- [EXERCISE] Exactly the lines from the line containing "Output a JSON" through the final line of the entries below must be returned, and only those, without pictures.

- [DATA LINES]
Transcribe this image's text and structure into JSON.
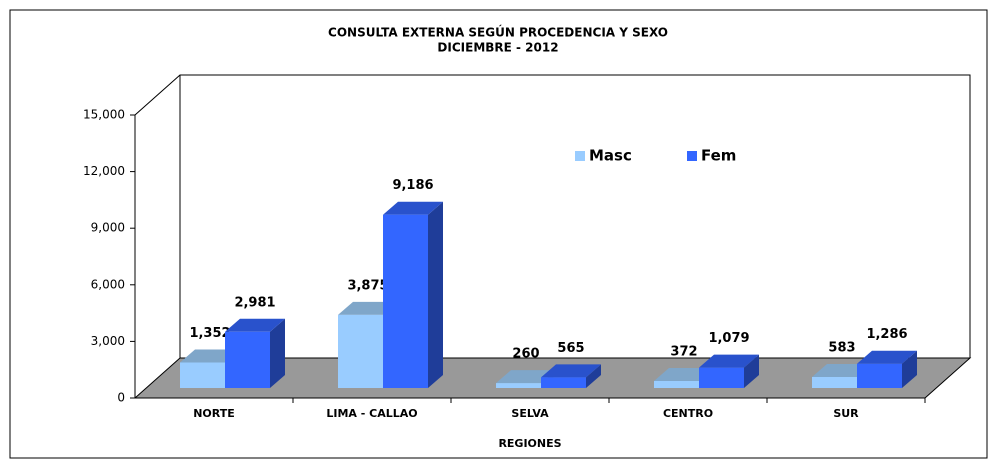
{
  "chart_data": {
    "type": "bar3d",
    "title": [
      "CONSULTA EXTERNA SEGÚN PROCEDENCIA Y SEXO",
      "DICIEMBRE  - 2012"
    ],
    "xlabel": "REGIONES",
    "categories": [
      "NORTE",
      "LIMA - CALLAO",
      "SELVA",
      "CENTRO",
      "SUR"
    ],
    "series": [
      {
        "name": "Masc",
        "color": "#99ccff",
        "values": [
          1352,
          3875,
          260,
          372,
          583
        ],
        "value_labels": [
          "1,352",
          "3,875",
          "260",
          "372",
          "583"
        ]
      },
      {
        "name": "Fem",
        "color": "#3366ff",
        "values": [
          2981,
          9186,
          565,
          1079,
          1286
        ],
        "value_labels": [
          "2,981",
          "9,186",
          "565",
          "1,079",
          "1,286"
        ]
      }
    ],
    "ylim": [
      0,
      15000
    ],
    "yticks": [
      0,
      {
        "value": 3000,
        "label": "3,000"
      },
      {
        "value": 6000,
        "label": "6,000"
      },
      {
        "value": 9000,
        "label": "9,000"
      },
      {
        "value": 12000,
        "label": "12,000"
      },
      {
        "value": 15000,
        "label": "15,000"
      }
    ],
    "legend": "top-right"
  }
}
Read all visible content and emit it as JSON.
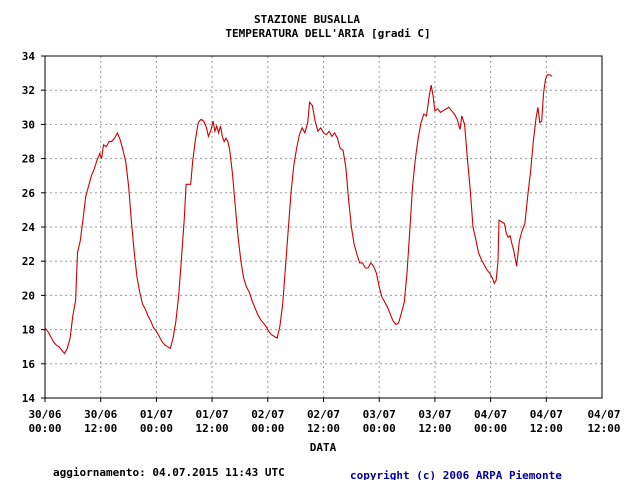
{
  "chart_data": {
    "type": "line",
    "title": "STAZIONE BUSALLA",
    "subtitle": "TEMPERATURA DELL'ARIA [gradi C]",
    "xlabel": "DATA",
    "ylabel": "",
    "ylim": [
      14,
      34
    ],
    "xlim": [
      0,
      120
    ],
    "grid": true,
    "y_ticks": [
      14,
      16,
      18,
      20,
      22,
      24,
      26,
      28,
      30,
      32,
      34
    ],
    "x_ticks": [
      {
        "x": 0,
        "line1": "30/06",
        "line2": "00:00"
      },
      {
        "x": 12,
        "line1": "30/06",
        "line2": "12:00"
      },
      {
        "x": 24,
        "line1": "01/07",
        "line2": "00:00"
      },
      {
        "x": 36,
        "line1": "01/07",
        "line2": "12:00"
      },
      {
        "x": 48,
        "line1": "02/07",
        "line2": "00:00"
      },
      {
        "x": 60,
        "line1": "02/07",
        "line2": "12:00"
      },
      {
        "x": 72,
        "line1": "03/07",
        "line2": "00:00"
      },
      {
        "x": 84,
        "line1": "03/07",
        "line2": "12:00"
      },
      {
        "x": 96,
        "line1": "04/07",
        "line2": "00:00"
      },
      {
        "x": 108,
        "line1": "04/07",
        "line2": "12:00"
      }
    ],
    "series": [
      {
        "color": "#cc0000",
        "points": [
          [
            0,
            18.1
          ],
          [
            0.6,
            17.9
          ],
          [
            1.2,
            17.6
          ],
          [
            1.8,
            17.3
          ],
          [
            2.4,
            17.1
          ],
          [
            3,
            17.0
          ],
          [
            3.6,
            16.8
          ],
          [
            4.2,
            16.6
          ],
          [
            4.8,
            16.9
          ],
          [
            5.4,
            17.5
          ],
          [
            6,
            18.8
          ],
          [
            6.6,
            19.7
          ],
          [
            7,
            22.5
          ],
          [
            7.6,
            23.2
          ],
          [
            8.2,
            24.5
          ],
          [
            8.8,
            25.8
          ],
          [
            9.4,
            26.4
          ],
          [
            10,
            27.0
          ],
          [
            10.6,
            27.4
          ],
          [
            11.2,
            27.9
          ],
          [
            11.8,
            28.3
          ],
          [
            12.2,
            28.0
          ],
          [
            12.6,
            28.8
          ],
          [
            13.2,
            28.7
          ],
          [
            13.8,
            29.0
          ],
          [
            14.4,
            29.0
          ],
          [
            15,
            29.2
          ],
          [
            15.6,
            29.5
          ],
          [
            16.2,
            29.1
          ],
          [
            16.8,
            28.5
          ],
          [
            17.4,
            27.8
          ],
          [
            18,
            26.4
          ],
          [
            18.6,
            24.4
          ],
          [
            19.2,
            22.6
          ],
          [
            19.8,
            21.1
          ],
          [
            20.4,
            20.2
          ],
          [
            21,
            19.5
          ],
          [
            21.6,
            19.2
          ],
          [
            22.2,
            18.8
          ],
          [
            22.8,
            18.5
          ],
          [
            23.4,
            18.1
          ],
          [
            24,
            17.9
          ],
          [
            24.6,
            17.6
          ],
          [
            25.2,
            17.3
          ],
          [
            25.8,
            17.1
          ],
          [
            26.4,
            17.0
          ],
          [
            27,
            16.9
          ],
          [
            27.6,
            17.5
          ],
          [
            28.2,
            18.5
          ],
          [
            28.8,
            20.0
          ],
          [
            29.4,
            22.2
          ],
          [
            30,
            24.5
          ],
          [
            30.4,
            26.5
          ],
          [
            31,
            26.5
          ],
          [
            31.4,
            26.5
          ],
          [
            31.8,
            27.8
          ],
          [
            32.4,
            29.1
          ],
          [
            33,
            30.1
          ],
          [
            33.6,
            30.3
          ],
          [
            34.2,
            30.2
          ],
          [
            34.8,
            29.8
          ],
          [
            35.2,
            29.3
          ],
          [
            35.8,
            29.7
          ],
          [
            36.2,
            30.2
          ],
          [
            36.6,
            29.6
          ],
          [
            37,
            29.9
          ],
          [
            37.4,
            29.5
          ],
          [
            37.8,
            29.9
          ],
          [
            38.2,
            29.3
          ],
          [
            38.6,
            29.0
          ],
          [
            39,
            29.2
          ],
          [
            39.4,
            29.0
          ],
          [
            39.8,
            28.5
          ],
          [
            40.4,
            27.1
          ],
          [
            41,
            25.2
          ],
          [
            41.6,
            23.4
          ],
          [
            42.2,
            22.0
          ],
          [
            42.8,
            21.0
          ],
          [
            43.4,
            20.5
          ],
          [
            44,
            20.2
          ],
          [
            44.6,
            19.7
          ],
          [
            45.2,
            19.3
          ],
          [
            45.8,
            18.9
          ],
          [
            46.4,
            18.6
          ],
          [
            47,
            18.4
          ],
          [
            47.6,
            18.2
          ],
          [
            48.2,
            17.9
          ],
          [
            48.8,
            17.7
          ],
          [
            49.4,
            17.6
          ],
          [
            50,
            17.5
          ],
          [
            50.6,
            18.2
          ],
          [
            51.2,
            19.5
          ],
          [
            51.8,
            21.6
          ],
          [
            52.4,
            23.8
          ],
          [
            53,
            26.0
          ],
          [
            53.6,
            27.6
          ],
          [
            54.2,
            28.6
          ],
          [
            54.8,
            29.4
          ],
          [
            55.4,
            29.8
          ],
          [
            56,
            29.5
          ],
          [
            56.6,
            30.1
          ],
          [
            57,
            31.3
          ],
          [
            57.6,
            31.1
          ],
          [
            58.2,
            30.2
          ],
          [
            58.8,
            29.6
          ],
          [
            59.4,
            29.8
          ],
          [
            60,
            29.5
          ],
          [
            60.6,
            29.4
          ],
          [
            61.2,
            29.6
          ],
          [
            61.8,
            29.3
          ],
          [
            62.4,
            29.5
          ],
          [
            63,
            29.2
          ],
          [
            63.6,
            28.6
          ],
          [
            64.2,
            28.5
          ],
          [
            64.8,
            27.5
          ],
          [
            65.4,
            25.6
          ],
          [
            66,
            24.0
          ],
          [
            66.6,
            23.0
          ],
          [
            67.2,
            22.4
          ],
          [
            67.8,
            21.9
          ],
          [
            68.4,
            21.9
          ],
          [
            69,
            21.6
          ],
          [
            69.6,
            21.6
          ],
          [
            70.2,
            21.9
          ],
          [
            70.8,
            21.7
          ],
          [
            71.4,
            21.3
          ],
          [
            72,
            20.5
          ],
          [
            72.6,
            19.9
          ],
          [
            73.2,
            19.6
          ],
          [
            73.8,
            19.3
          ],
          [
            74.4,
            18.9
          ],
          [
            75,
            18.5
          ],
          [
            75.6,
            18.3
          ],
          [
            76.2,
            18.4
          ],
          [
            76.8,
            19.0
          ],
          [
            77.4,
            19.6
          ],
          [
            78,
            21.4
          ],
          [
            78.6,
            23.8
          ],
          [
            79.2,
            26.4
          ],
          [
            79.8,
            28.0
          ],
          [
            80.4,
            29.2
          ],
          [
            81,
            30.1
          ],
          [
            81.6,
            30.6
          ],
          [
            82.2,
            30.5
          ],
          [
            82.8,
            31.7
          ],
          [
            83.2,
            32.3
          ],
          [
            83.6,
            31.7
          ],
          [
            84,
            30.8
          ],
          [
            84.6,
            30.9
          ],
          [
            85.2,
            30.7
          ],
          [
            85.8,
            30.8
          ],
          [
            86.4,
            30.9
          ],
          [
            87,
            31.0
          ],
          [
            87.6,
            30.8
          ],
          [
            88.2,
            30.6
          ],
          [
            88.8,
            30.3
          ],
          [
            89.4,
            29.7
          ],
          [
            89.8,
            30.5
          ],
          [
            90.4,
            30.0
          ],
          [
            91,
            28.0
          ],
          [
            91.6,
            26.2
          ],
          [
            92.2,
            24.0
          ],
          [
            92.8,
            23.3
          ],
          [
            93.4,
            22.5
          ],
          [
            94,
            22.1
          ],
          [
            94.6,
            21.8
          ],
          [
            95.2,
            21.5
          ],
          [
            95.8,
            21.3
          ],
          [
            96.4,
            21.0
          ],
          [
            96.8,
            20.7
          ],
          [
            97.2,
            20.9
          ],
          [
            97.6,
            22.0
          ],
          [
            97.8,
            24.4
          ],
          [
            98.4,
            24.3
          ],
          [
            99,
            24.2
          ],
          [
            99.4,
            23.6
          ],
          [
            99.8,
            23.4
          ],
          [
            100.2,
            23.5
          ],
          [
            100.6,
            23.0
          ],
          [
            101,
            22.6
          ],
          [
            101.6,
            21.7
          ],
          [
            102.2,
            23.2
          ],
          [
            102.8,
            23.8
          ],
          [
            103.4,
            24.2
          ],
          [
            104,
            25.8
          ],
          [
            104.6,
            27.2
          ],
          [
            105.2,
            29.0
          ],
          [
            105.8,
            30.4
          ],
          [
            106.2,
            31.0
          ],
          [
            106.6,
            30.1
          ],
          [
            107,
            30.2
          ],
          [
            107.4,
            31.8
          ],
          [
            107.8,
            32.6
          ],
          [
            108.2,
            32.9
          ],
          [
            108.8,
            32.9
          ],
          [
            109.2,
            32.8
          ]
        ]
      }
    ]
  },
  "footer": {
    "updated": "aggiornamento: 04.07.2015 11:43 UTC",
    "copyright": "copyright (c) 2006 ARPA Piemonte",
    "copyright_color": "#000099"
  }
}
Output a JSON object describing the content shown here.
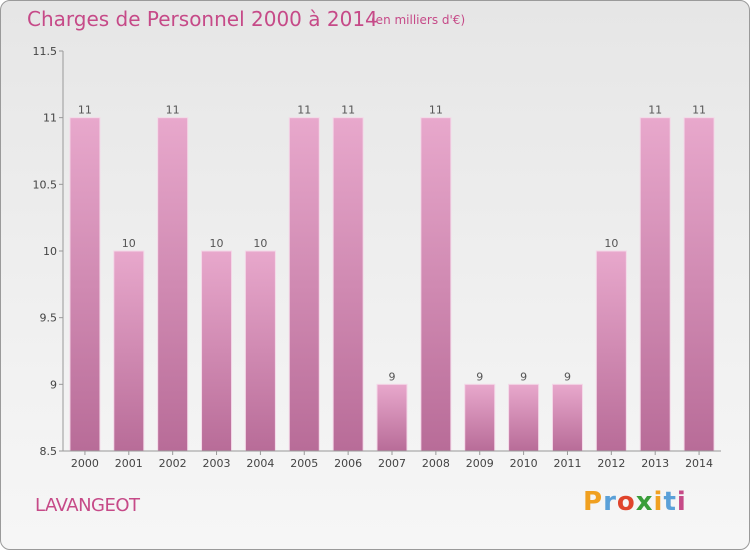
{
  "header": {
    "title": "Charges de Personnel 2000 à 2014",
    "subtitle": "(en milliers d'€)"
  },
  "footer": {
    "commune": "LAVANGEOT",
    "brand": [
      "P",
      "r",
      "o",
      "x",
      "i",
      "t",
      "i"
    ],
    "brand_colors": [
      "#f0a020",
      "#5aa0d8",
      "#e0442c",
      "#3a9d3a",
      "#f0a020",
      "#5aa0d8",
      "#c64a88"
    ]
  },
  "chart_data": {
    "type": "bar",
    "categories": [
      "2000",
      "2001",
      "2002",
      "2003",
      "2004",
      "2005",
      "2006",
      "2007",
      "2008",
      "2009",
      "2010",
      "2011",
      "2012",
      "2013",
      "2014"
    ],
    "values": [
      11,
      10,
      11,
      10,
      10,
      11,
      11,
      9,
      11,
      9,
      9,
      9,
      10,
      11,
      11
    ],
    "value_labels": [
      "11",
      "10",
      "11",
      "10",
      "10",
      "11",
      "11",
      "9",
      "11",
      "9",
      "9",
      "9",
      "10",
      "11",
      "11"
    ],
    "yticks": [
      8.5,
      9,
      9.5,
      10,
      10.5,
      11,
      11.5
    ],
    "ytick_labels": [
      "8.5",
      "9",
      "9.5",
      "10",
      "10.5",
      "11",
      "11.5"
    ],
    "ylim": [
      8.5,
      11.5
    ],
    "bar_color": "#d889b4",
    "grid": false,
    "legend": "none"
  }
}
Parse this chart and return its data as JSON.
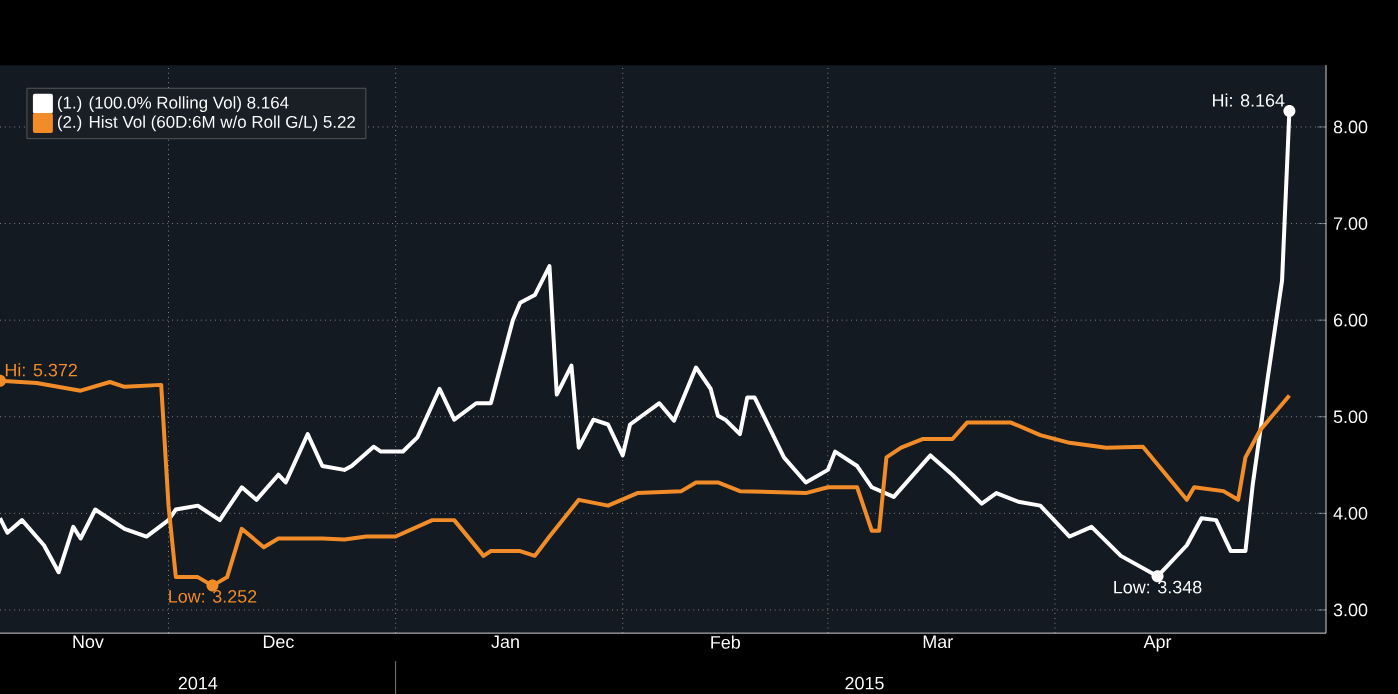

- [ANSWER TO THIS EXERCISE]
Output a JSON object describing the content shown here.
{
  "header": {
    "title": "Charges de Personnel 2000 à 2014",
    "subtitle": "(en milliers d'€)"
  },
  "footer": {
    "commune": "LAVANGEOT",
    "brand": [
      "P",
      "r",
      "o",
      "x",
      "i",
      "t",
      "i"
    ],
    "brand_colors": [
      "#f0a020",
      "#5aa0d8",
      "#e0442c",
      "#3a9d3a",
      "#f0a020",
      "#5aa0d8",
      "#c64a88"
    ]
  },
  "chart_data": {
    "type": "bar",
    "categories": [
      "2000",
      "2001",
      "2002",
      "2003",
      "2004",
      "2005",
      "2006",
      "2007",
      "2008",
      "2009",
      "2010",
      "2011",
      "2012",
      "2013",
      "2014"
    ],
    "values": [
      11,
      10,
      11,
      10,
      10,
      11,
      11,
      9,
      11,
      9,
      9,
      9,
      10,
      11,
      11
    ],
    "value_labels": [
      "11",
      "10",
      "11",
      "10",
      "10",
      "11",
      "11",
      "9",
      "11",
      "9",
      "9",
      "9",
      "10",
      "11",
      "11"
    ],
    "yticks": [
      8.5,
      9,
      9.5,
      10,
      10.5,
      11,
      11.5
    ],
    "ytick_labels": [
      "8.5",
      "9",
      "9.5",
      "10",
      "10.5",
      "11",
      "11.5"
    ],
    "ylim": [
      8.5,
      11.5
    ],
    "bar_color": "#d889b4",
    "grid": false,
    "legend": "none"
  }
}
Parse this chart and return its data as JSON.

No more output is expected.